:: RECORD EXCERPTS ::

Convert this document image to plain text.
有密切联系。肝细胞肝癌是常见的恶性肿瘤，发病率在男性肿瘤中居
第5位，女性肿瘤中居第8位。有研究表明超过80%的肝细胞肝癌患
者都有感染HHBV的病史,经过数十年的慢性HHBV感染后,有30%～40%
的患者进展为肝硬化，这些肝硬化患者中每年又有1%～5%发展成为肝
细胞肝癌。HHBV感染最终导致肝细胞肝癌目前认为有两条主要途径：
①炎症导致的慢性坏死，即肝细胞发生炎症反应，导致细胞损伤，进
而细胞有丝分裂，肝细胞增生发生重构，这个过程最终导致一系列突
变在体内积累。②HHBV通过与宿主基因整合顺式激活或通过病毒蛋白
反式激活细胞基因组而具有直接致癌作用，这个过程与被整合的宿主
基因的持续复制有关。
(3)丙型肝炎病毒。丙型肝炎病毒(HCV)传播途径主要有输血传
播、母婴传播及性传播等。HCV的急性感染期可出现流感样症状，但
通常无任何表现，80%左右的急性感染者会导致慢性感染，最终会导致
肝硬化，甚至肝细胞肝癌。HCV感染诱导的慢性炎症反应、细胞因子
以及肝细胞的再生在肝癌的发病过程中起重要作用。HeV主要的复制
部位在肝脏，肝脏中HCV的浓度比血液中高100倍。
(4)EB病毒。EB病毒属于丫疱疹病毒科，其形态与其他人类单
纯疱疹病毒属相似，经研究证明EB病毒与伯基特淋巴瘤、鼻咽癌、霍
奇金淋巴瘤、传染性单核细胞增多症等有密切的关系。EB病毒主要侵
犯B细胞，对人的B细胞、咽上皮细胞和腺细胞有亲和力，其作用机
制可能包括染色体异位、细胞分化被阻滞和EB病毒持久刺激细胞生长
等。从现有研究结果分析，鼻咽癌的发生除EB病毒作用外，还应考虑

:::

## YOUR GOAL
Please repeat the material above, word for word and in full.

## CORRECT RESULT
Convert this document image to plain text.
有密切联系。肝细胞肝癌是常见的恶性肿瘤，发病率在男性肿瘤中居
第5位，女性肿瘤中居第8位。有研究表明超过80%的肝细胞肝癌患
者都有感染HHBV的病史,经过数十年的慢性HHBV感染后,有30%～40%
的患者进展为肝硬化，这些肝硬化患者中每年又有1%～5%发展成为肝
细胞肝癌。HHBV感染最终导致肝细胞肝癌目前认为有两条主要途径：
①炎症导致的慢性坏死，即肝细胞发生炎症反应，导致细胞损伤，进
而细胞有丝分裂，肝细胞增生发生重构，这个过程最终导致一系列突
变在体内积累。②HHBV通过与宿主基因整合顺式激活或通过病毒蛋白
反式激活细胞基因组而具有直接致癌作用，这个过程与被整合的宿主
基因的持续复制有关。
(3)丙型肝炎病毒。丙型肝炎病毒(HCV)传播途径主要有输血传
播、母婴传播及性传播等。HCV的急性感染期可出现流感样症状，但
通常无任何表现，80%左右的急性感染者会导致慢性感染，最终会导致
肝硬化，甚至肝细胞肝癌。HCV感染诱导的慢性炎症反应、细胞因子
以及肝细胞的再生在肝癌的发病过程中起重要作用。HeV主要的复制
部位在肝脏，肝脏中HCV的浓度比血液中高100倍。
(4)EB病毒。EB病毒属于丫疱疹病毒科，其形态与其他人类单
纯疱疹病毒属相似，经研究证明EB病毒与伯基特淋巴瘤、鼻咽癌、霍
奇金淋巴瘤、传染性单核细胞增多症等有密切的关系。EB病毒主要侵
犯B细胞，对人的B细胞、咽上皮细胞和腺细胞有亲和力，其作用机
制可能包括染色体异位、细胞分化被阻滞和EB病毒持久刺激细胞生长
等。从现有研究结果分析，鼻咽癌的发生除EB病毒作用外，还应考虑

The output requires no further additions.